# Dataset rows
<<<<

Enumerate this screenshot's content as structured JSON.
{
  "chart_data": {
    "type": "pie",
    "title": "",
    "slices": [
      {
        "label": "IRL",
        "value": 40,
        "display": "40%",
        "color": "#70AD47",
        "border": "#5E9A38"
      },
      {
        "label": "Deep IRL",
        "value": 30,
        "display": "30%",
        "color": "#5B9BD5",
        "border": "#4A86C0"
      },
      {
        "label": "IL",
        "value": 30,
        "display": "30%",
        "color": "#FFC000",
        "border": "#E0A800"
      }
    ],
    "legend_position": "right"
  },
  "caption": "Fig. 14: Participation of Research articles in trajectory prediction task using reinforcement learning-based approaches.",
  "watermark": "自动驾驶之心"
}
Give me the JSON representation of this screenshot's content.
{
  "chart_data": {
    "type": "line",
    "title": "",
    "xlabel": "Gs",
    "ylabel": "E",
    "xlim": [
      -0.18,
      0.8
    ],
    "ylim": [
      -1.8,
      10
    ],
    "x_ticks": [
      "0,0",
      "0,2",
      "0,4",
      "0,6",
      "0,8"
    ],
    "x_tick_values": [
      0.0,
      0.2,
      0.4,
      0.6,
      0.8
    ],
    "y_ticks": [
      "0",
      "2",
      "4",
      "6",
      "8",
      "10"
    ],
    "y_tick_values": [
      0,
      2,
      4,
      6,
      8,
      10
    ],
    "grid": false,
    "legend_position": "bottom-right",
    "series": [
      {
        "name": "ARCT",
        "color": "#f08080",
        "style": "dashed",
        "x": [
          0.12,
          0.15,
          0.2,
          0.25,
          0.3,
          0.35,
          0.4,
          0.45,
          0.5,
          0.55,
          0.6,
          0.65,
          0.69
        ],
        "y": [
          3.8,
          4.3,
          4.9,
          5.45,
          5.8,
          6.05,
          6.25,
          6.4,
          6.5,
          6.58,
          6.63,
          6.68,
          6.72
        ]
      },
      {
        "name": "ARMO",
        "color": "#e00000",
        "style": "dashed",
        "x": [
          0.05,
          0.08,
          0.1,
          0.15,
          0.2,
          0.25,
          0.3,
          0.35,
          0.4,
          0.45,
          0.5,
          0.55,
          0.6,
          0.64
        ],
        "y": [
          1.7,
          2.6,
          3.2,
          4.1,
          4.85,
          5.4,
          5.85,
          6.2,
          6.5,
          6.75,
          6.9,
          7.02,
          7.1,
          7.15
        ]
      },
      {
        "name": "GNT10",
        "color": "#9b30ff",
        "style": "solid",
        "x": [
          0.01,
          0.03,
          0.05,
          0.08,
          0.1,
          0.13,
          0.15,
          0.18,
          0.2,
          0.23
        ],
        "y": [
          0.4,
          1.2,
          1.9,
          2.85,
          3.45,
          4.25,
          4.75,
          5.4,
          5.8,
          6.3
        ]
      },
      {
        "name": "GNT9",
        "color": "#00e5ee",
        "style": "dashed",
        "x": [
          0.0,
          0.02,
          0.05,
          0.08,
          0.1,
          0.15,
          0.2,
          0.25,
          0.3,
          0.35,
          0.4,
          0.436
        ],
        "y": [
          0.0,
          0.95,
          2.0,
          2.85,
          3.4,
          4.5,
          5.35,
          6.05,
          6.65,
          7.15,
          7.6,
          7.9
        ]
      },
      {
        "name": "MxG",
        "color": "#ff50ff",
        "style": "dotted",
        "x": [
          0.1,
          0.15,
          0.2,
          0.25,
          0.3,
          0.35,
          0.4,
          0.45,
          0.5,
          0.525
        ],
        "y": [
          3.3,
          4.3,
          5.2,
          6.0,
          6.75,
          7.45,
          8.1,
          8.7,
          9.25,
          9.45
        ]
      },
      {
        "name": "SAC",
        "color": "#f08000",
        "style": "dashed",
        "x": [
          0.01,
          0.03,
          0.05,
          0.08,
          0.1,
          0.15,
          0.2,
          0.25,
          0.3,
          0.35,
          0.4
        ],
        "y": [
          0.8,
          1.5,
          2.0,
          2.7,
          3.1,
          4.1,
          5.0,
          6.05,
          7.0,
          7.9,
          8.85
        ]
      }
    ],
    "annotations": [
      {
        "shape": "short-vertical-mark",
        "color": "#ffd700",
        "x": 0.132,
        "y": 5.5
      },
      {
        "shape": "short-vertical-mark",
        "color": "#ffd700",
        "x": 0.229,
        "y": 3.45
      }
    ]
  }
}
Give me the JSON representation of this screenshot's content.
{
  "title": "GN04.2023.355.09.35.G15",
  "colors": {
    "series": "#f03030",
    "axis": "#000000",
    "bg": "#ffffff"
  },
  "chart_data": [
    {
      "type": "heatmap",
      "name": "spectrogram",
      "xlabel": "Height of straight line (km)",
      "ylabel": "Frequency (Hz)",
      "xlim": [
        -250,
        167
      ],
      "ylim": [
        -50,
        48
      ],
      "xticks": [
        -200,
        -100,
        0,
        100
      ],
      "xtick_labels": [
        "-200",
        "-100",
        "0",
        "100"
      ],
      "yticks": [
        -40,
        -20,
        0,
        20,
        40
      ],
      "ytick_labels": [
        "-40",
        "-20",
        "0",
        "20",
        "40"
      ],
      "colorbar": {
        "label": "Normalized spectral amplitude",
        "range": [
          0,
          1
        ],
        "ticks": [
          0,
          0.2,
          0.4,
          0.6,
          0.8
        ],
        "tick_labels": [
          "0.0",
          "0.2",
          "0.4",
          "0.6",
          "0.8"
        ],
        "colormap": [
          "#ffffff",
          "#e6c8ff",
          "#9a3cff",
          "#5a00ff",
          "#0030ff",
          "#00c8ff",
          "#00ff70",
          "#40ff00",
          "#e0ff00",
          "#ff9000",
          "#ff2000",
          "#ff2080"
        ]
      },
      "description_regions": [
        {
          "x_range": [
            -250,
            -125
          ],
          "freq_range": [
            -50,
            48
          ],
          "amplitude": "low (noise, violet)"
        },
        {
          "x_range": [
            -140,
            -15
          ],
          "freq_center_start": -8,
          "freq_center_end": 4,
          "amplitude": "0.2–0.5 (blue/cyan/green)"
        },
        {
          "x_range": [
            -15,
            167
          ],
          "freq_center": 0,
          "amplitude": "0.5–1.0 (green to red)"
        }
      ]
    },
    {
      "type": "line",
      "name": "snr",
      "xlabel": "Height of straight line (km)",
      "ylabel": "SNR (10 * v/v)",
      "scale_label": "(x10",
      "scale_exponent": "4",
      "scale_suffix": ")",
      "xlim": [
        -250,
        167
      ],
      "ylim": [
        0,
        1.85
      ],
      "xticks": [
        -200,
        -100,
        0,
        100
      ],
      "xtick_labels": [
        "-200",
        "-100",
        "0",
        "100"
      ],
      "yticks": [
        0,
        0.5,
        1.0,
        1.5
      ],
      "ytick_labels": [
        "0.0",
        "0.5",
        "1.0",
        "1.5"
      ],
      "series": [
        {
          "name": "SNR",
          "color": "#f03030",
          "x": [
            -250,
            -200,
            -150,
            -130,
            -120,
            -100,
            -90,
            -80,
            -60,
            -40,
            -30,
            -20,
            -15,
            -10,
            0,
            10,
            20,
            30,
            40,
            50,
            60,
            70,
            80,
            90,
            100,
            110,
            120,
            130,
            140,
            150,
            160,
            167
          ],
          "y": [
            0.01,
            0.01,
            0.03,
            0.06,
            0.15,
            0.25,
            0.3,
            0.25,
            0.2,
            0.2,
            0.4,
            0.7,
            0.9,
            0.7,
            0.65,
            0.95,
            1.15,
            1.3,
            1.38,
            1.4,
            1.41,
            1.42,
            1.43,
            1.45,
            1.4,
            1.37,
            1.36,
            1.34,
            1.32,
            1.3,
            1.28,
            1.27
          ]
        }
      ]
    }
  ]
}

>>>>

# THE EXERCISE
Repeat the preceding lines exactly, please, every one of them.

# RESULT FOR THIS TASK
Enumerate this screenshot's content as structured JSON.
{
  "chart_data": {
    "type": "pie",
    "title": "",
    "slices": [
      {
        "label": "IRL",
        "value": 40,
        "display": "40%",
        "color": "#70AD47",
        "border": "#5E9A38"
      },
      {
        "label": "Deep IRL",
        "value": 30,
        "display": "30%",
        "color": "#5B9BD5",
        "border": "#4A86C0"
      },
      {
        "label": "IL",
        "value": 30,
        "display": "30%",
        "color": "#FFC000",
        "border": "#E0A800"
      }
    ],
    "legend_position": "right"
  },
  "caption": "Fig. 14: Participation of Research articles in trajectory prediction task using reinforcement learning-based approaches.",
  "watermark": "自动驾驶之心"
}
Give me the JSON representation of this screenshot's content.
{
  "chart_data": {
    "type": "line",
    "title": "",
    "xlabel": "Gs",
    "ylabel": "E",
    "xlim": [
      -0.18,
      0.8
    ],
    "ylim": [
      -1.8,
      10
    ],
    "x_ticks": [
      "0,0",
      "0,2",
      "0,4",
      "0,6",
      "0,8"
    ],
    "x_tick_values": [
      0.0,
      0.2,
      0.4,
      0.6,
      0.8
    ],
    "y_ticks": [
      "0",
      "2",
      "4",
      "6",
      "8",
      "10"
    ],
    "y_tick_values": [
      0,
      2,
      4,
      6,
      8,
      10
    ],
    "grid": false,
    "legend_position": "bottom-right",
    "series": [
      {
        "name": "ARCT",
        "color": "#f08080",
        "style": "dashed",
        "x": [
          0.12,
          0.15,
          0.2,
          0.25,
          0.3,
          0.35,
          0.4,
          0.45,
          0.5,
          0.55,
          0.6,
          0.65,
          0.69
        ],
        "y": [
          3.8,
          4.3,
          4.9,
          5.45,
          5.8,
          6.05,
          6.25,
          6.4,
          6.5,
          6.58,
          6.63,
          6.68,
          6.72
        ]
      },
      {
        "name": "ARMO",
        "color": "#e00000",
        "style": "dashed",
        "x": [
          0.05,
          0.08,
          0.1,
          0.15,
          0.2,
          0.25,
          0.3,
          0.35,
          0.4,
          0.45,
          0.5,
          0.55,
          0.6,
          0.64
        ],
        "y": [
          1.7,
          2.6,
          3.2,
          4.1,
          4.85,
          5.4,
          5.85,
          6.2,
          6.5,
          6.75,
          6.9,
          7.02,
          7.1,
          7.15
        ]
      },
      {
        "name": "GNT10",
        "color": "#9b30ff",
        "style": "solid",
        "x": [
          0.01,
          0.03,
          0.05,
          0.08,
          0.1,
          0.13,
          0.15,
          0.18,
          0.2,
          0.23
        ],
        "y": [
          0.4,
          1.2,
          1.9,
          2.85,
          3.45,
          4.25,
          4.75,
          5.4,
          5.8,
          6.3
        ]
      },
      {
        "name": "GNT9",
        "color": "#00e5ee",
        "style": "dashed",
        "x": [
          0.0,
          0.02,
          0.05,
          0.08,
          0.1,
          0.15,
          0.2,
          0.25,
          0.3,
          0.35,
          0.4,
          0.436
        ],
        "y": [
          0.0,
          0.95,
          2.0,
          2.85,
          3.4,
          4.5,
          5.35,
          6.05,
          6.65,
          7.15,
          7.6,
          7.9
        ]
      },
      {
        "name": "MxG",
        "color": "#ff50ff",
        "style": "dotted",
        "x": [
          0.1,
          0.15,
          0.2,
          0.25,
          0.3,
          0.35,
          0.4,
          0.45,
          0.5,
          0.525
        ],
        "y": [
          3.3,
          4.3,
          5.2,
          6.0,
          6.75,
          7.45,
          8.1,
          8.7,
          9.25,
          9.45
        ]
      },
      {
        "name": "SAC",
        "color": "#f08000",
        "style": "dashed",
        "x": [
          0.01,
          0.03,
          0.05,
          0.08,
          0.1,
          0.15,
          0.2,
          0.25,
          0.3,
          0.35,
          0.4
        ],
        "y": [
          0.8,
          1.5,
          2.0,
          2.7,
          3.1,
          4.1,
          5.0,
          6.05,
          7.0,
          7.9,
          8.85
        ]
      }
    ],
    "annotations": [
      {
        "shape": "short-vertical-mark",
        "color": "#ffd700",
        "x": 0.132,
        "y": 5.5
      },
      {
        "shape": "short-vertical-mark",
        "color": "#ffd700",
        "x": 0.229,
        "y": 3.45
      }
    ]
  }
}
Give me the JSON representation of this screenshot's content.
{
  "title": "GN04.2023.355.09.35.G15",
  "colors": {
    "series": "#f03030",
    "axis": "#000000",
    "bg": "#ffffff"
  },
  "chart_data": [
    {
      "type": "heatmap",
      "name": "spectrogram",
      "xlabel": "Height of straight line (km)",
      "ylabel": "Frequency (Hz)",
      "xlim": [
        -250,
        167
      ],
      "ylim": [
        -50,
        48
      ],
      "xticks": [
        -200,
        -100,
        0,
        100
      ],
      "xtick_labels": [
        "-200",
        "-100",
        "0",
        "100"
      ],
      "yticks": [
        -40,
        -20,
        0,
        20,
        40
      ],
      "ytick_labels": [
        "-40",
        "-20",
        "0",
        "20",
        "40"
      ],
      "colorbar": {
        "label": "Normalized spectral amplitude",
        "range": [
          0,
          1
        ],
        "ticks": [
          0,
          0.2,
          0.4,
          0.6,
          0.8
        ],
        "tick_labels": [
          "0.0",
          "0.2",
          "0.4",
          "0.6",
          "0.8"
        ],
        "colormap": [
          "#ffffff",
          "#e6c8ff",
          "#9a3cff",
          "#5a00ff",
          "#0030ff",
          "#00c8ff",
          "#00ff70",
          "#40ff00",
          "#e0ff00",
          "#ff9000",
          "#ff2000",
          "#ff2080"
        ]
      },
      "description_regions": [
        {
          "x_range": [
            -250,
            -125
          ],
          "freq_range": [
            -50,
            48
          ],
          "amplitude": "low (noise, violet)"
        },
        {
          "x_range": [
            -140,
            -15
          ],
          "freq_center_start": -8,
          "freq_center_end": 4,
          "amplitude": "0.2–0.5 (blue/cyan/green)"
        },
        {
          "x_range": [
            -15,
            167
          ],
          "freq_center": 0,
          "amplitude": "0.5–1.0 (green to red)"
        }
      ]
    },
    {
      "type": "line",
      "name": "snr",
      "xlabel": "Height of straight line (km)",
      "ylabel": "SNR (10 * v/v)",
      "scale_label": "(x10",
      "scale_exponent": "4",
      "scale_suffix": ")",
      "xlim": [
        -250,
        167
      ],
      "ylim": [
        0,
        1.85
      ],
      "xticks": [
        -200,
        -100,
        0,
        100
      ],
      "xtick_labels": [
        "-200",
        "-100",
        "0",
        "100"
      ],
      "yticks": [
        0,
        0.5,
        1.0,
        1.5
      ],
      "ytick_labels": [
        "0.0",
        "0.5",
        "1.0",
        "1.5"
      ],
      "series": [
        {
          "name": "SNR",
          "color": "#f03030",
          "x": [
            -250,
            -200,
            -150,
            -130,
            -120,
            -100,
            -90,
            -80,
            -60,
            -40,
            -30,
            -20,
            -15,
            -10,
            0,
            10,
            20,
            30,
            40,
            50,
            60,
            70,
            80,
            90,
            100,
            110,
            120,
            130,
            140,
            150,
            160,
            167
          ],
          "y": [
            0.01,
            0.01,
            0.03,
            0.06,
            0.15,
            0.25,
            0.3,
            0.25,
            0.2,
            0.2,
            0.4,
            0.7,
            0.9,
            0.7,
            0.65,
            0.95,
            1.15,
            1.3,
            1.38,
            1.4,
            1.41,
            1.42,
            1.43,
            1.45,
            1.4,
            1.37,
            1.36,
            1.34,
            1.32,
            1.3,
            1.28,
            1.27
          ]
        }
      ]
    }
  ]
}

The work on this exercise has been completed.